## CHALLENGE:
Make an exact copy of the entries below with the pictures removed.
########
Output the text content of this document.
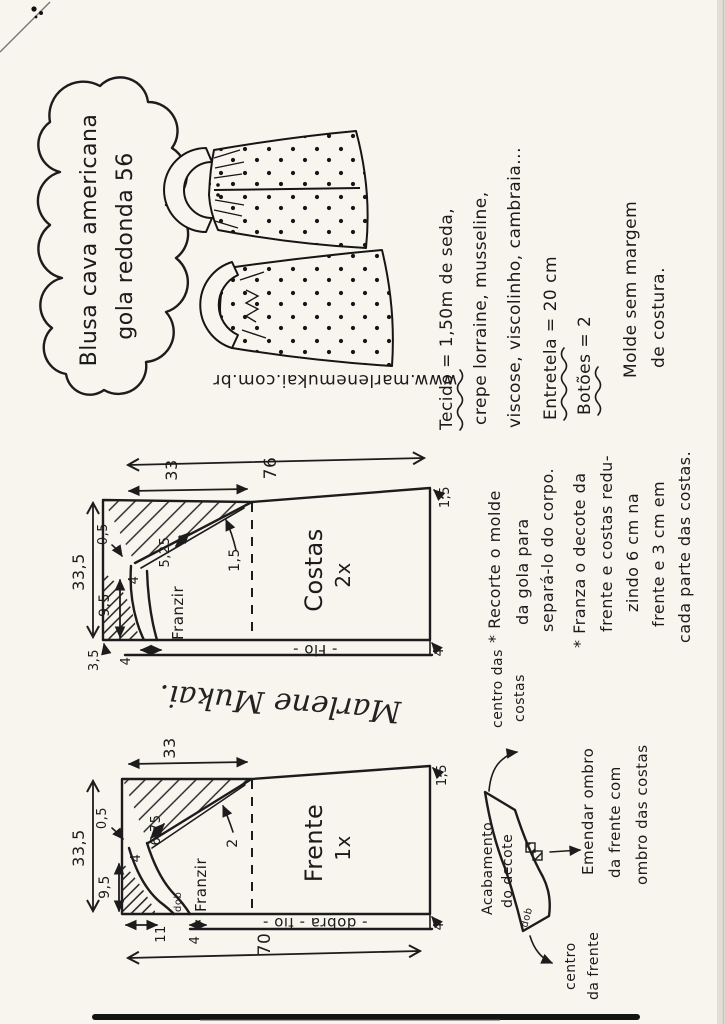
Blusa cava americana gola redonda 56
www.marlenemukai.com.br
Tecido = 1,50m de seda, crepe lorraine, musseline, viscose, viscolinho, cambraia... Entretela = 20 cm Botões = 2 Molde sem margem de costura.
- Fio -
Costas 2x
Franzir
76
33
33,5
0,5
5,25
4
9,5
3,5 4
1,5
1,5
4
Marlene Mukai.
* Recorte o molde da gola para separá-lo do corpo. * Franza o decote da frente e costas redu- zindo 6 cm na frente e 3 cm em cada parte das costas.
- dobra - fio -
Frente 1x
Franzir
dob
70
33
33,5
0,5	6,75
4
9,5
11 4
1,5
2
4
Acabamento do decote
dob
centro das costas
Emendar ombro da frente com ombro das costas
centro da frente
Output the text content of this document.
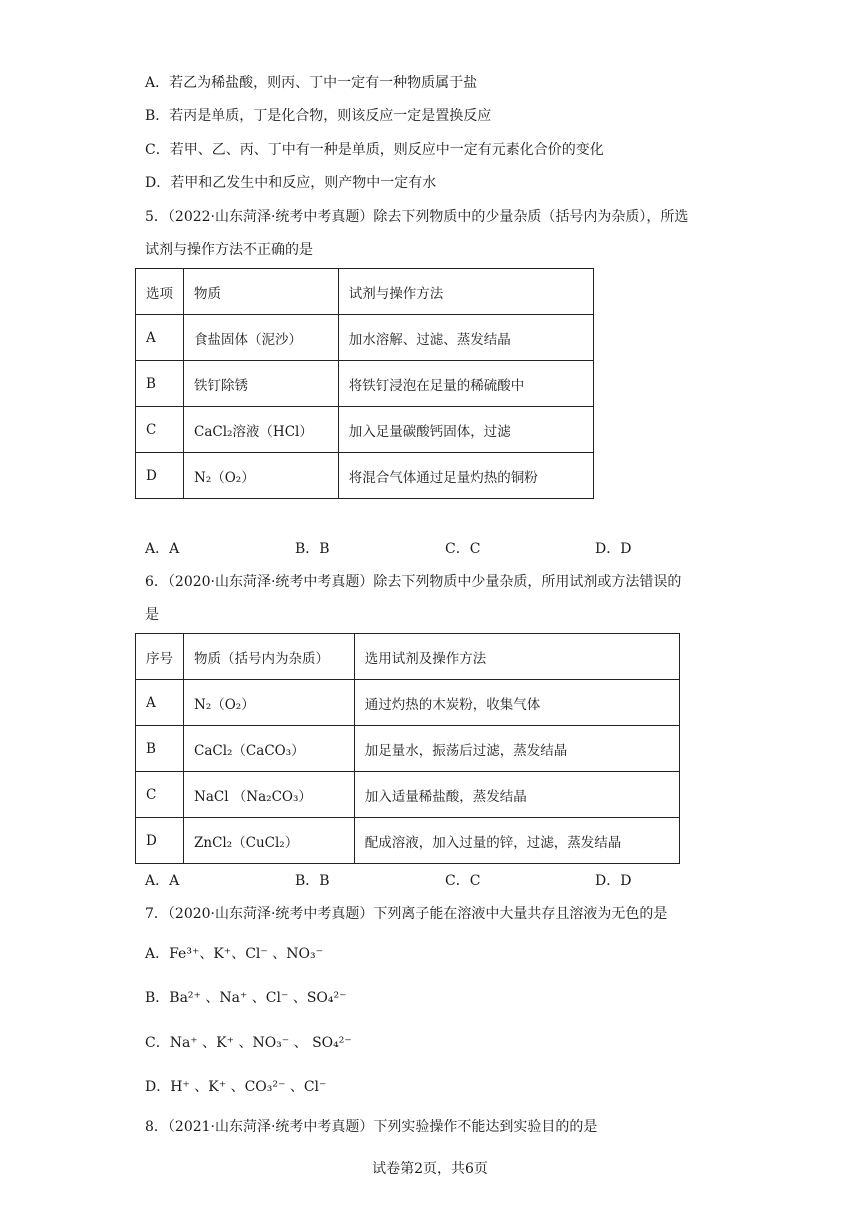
A．若乙为稀盐酸，则丙、丁中一定有一种物质属于盐
B．若丙是单质，丁是化合物，则该反应一定是置换反应
C．若甲、乙、丙、丁中有一种是单质，则反应中一定有元素化合价的变化
D．若甲和乙发生中和反应，则产物中一定有水
5．（2022·山东菏泽·统考中考真题）除去下列物质中的少量杂质（括号内为杂质），所选
试剂与操作方法不正确的是
选项	物质	试剂与操作方法
A	食盐固体（泥沙）	加水溶解、过滤、蒸发结晶
B	铁钉除锈	将铁钉浸泡在足量的稀硫酸中
C	CaCl₂溶液（HCl）	加入足量碳酸钙固体，过滤
D	N₂（O₂）	将混合气体通过足量灼热的铜粉
A．A	B．B	C．C	D．D
6．（2020·山东菏泽·统考中考真题）除去下列物质中少量杂质，所用试剂或方法错误的
是
序号	物质（括号内为杂质）	选用试剂及操作方法
A	N₂（O₂）	通过灼热的木炭粉，收集气体
B	CaCl₂（CaCO₃）	加足量水，振荡后过滤，蒸发结晶
C	NaCl （Na₂CO₃）	加入适量稀盐酸，蒸发结晶
D	ZnCl₂（CuCl₂）	配成溶液，加入过量的锌，过滤，蒸发结晶
A．A	B．B	C．C	D．D
7．（2020·山东菏泽·统考中考真题）下列离子能在溶液中大量共存且溶液为无色的是
A．Fe³⁺、K⁺、Cl⁻ 、NO₃⁻
B．Ba²⁺ 、Na⁺ 、Cl⁻ 、SO₄²⁻
C．Na⁺ 、K⁺ 、NO₃⁻ 、 SO₄²⁻
D．H⁺ 、K⁺ 、CO₃²⁻ 、Cl⁻
8．（2021·山东菏泽·统考中考真题）下列实验操作不能达到实验目的的是
试卷第2页，共6页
########
## COMPLETE OUTPUT:
Output the text content of this document.
Blusa cava americana gola redonda 56
www.marlenemukai.com.br
Tecido = 1,50m de seda, crepe lorraine, musseline, viscose, viscolinho, cambraia... Entretela = 20 cm Botões = 2 Molde sem margem de costura.
- Fio -
Costas 2x
Franzir
76
33
33,5
0,5
5,25
4
9,5
3,5 4
1,5
1,5
4
Marlene Mukai.
* Recorte o molde da gola para separá-lo do corpo. * Franza o decote da frente e costas redu- zindo 6 cm na frente e 3 cm em cada parte das costas.
- dobra - fio -
Frente 1x
Franzir
dob
70
33
33,5
0,5	6,75
4
9,5
11 4
1,5
2
4
Acabamento do decote
dob
centro das costas
Emendar ombro da frente com ombro das costas
centro da frente
Output the text content of this document.
A．若乙为稀盐酸，则丙、丁中一定有一种物质属于盐
B．若丙是单质，丁是化合物，则该反应一定是置换反应
C．若甲、乙、丙、丁中有一种是单质，则反应中一定有元素化合价的变化
D．若甲和乙发生中和反应，则产物中一定有水
5．（2022·山东菏泽·统考中考真题）除去下列物质中的少量杂质（括号内为杂质），所选
试剂与操作方法不正确的是
选项	物质	试剂与操作方法
A	食盐固体（泥沙）	加水溶解、过滤、蒸发结晶
B	铁钉除锈	将铁钉浸泡在足量的稀硫酸中
C	CaCl₂溶液（HCl）	加入足量碳酸钙固体，过滤
D	N₂（O₂）	将混合气体通过足量灼热的铜粉
A．A	B．B	C．C	D．D
6．（2020·山东菏泽·统考中考真题）除去下列物质中少量杂质，所用试剂或方法错误的
是
序号	物质（括号内为杂质）	选用试剂及操作方法
A	N₂（O₂）	通过灼热的木炭粉，收集气体
B	CaCl₂（CaCO₃）	加足量水，振荡后过滤，蒸发结晶
C	NaCl （Na₂CO₃）	加入适量稀盐酸，蒸发结晶
D	ZnCl₂（CuCl₂）	配成溶液，加入过量的锌，过滤，蒸发结晶
A．A	B．B	C．C	D．D
7．（2020·山东菏泽·统考中考真题）下列离子能在溶液中大量共存且溶液为无色的是
A．Fe³⁺、K⁺、Cl⁻ 、NO₃⁻
B．Ba²⁺ 、Na⁺ 、Cl⁻ 、SO₄²⁻
C．Na⁺ 、K⁺ 、NO₃⁻ 、 SO₄²⁻
D．H⁺ 、K⁺ 、CO₃²⁻ 、Cl⁻
8．（2021·山东菏泽·统考中考真题）下列实验操作不能达到实验目的的是
试卷第2页，共6页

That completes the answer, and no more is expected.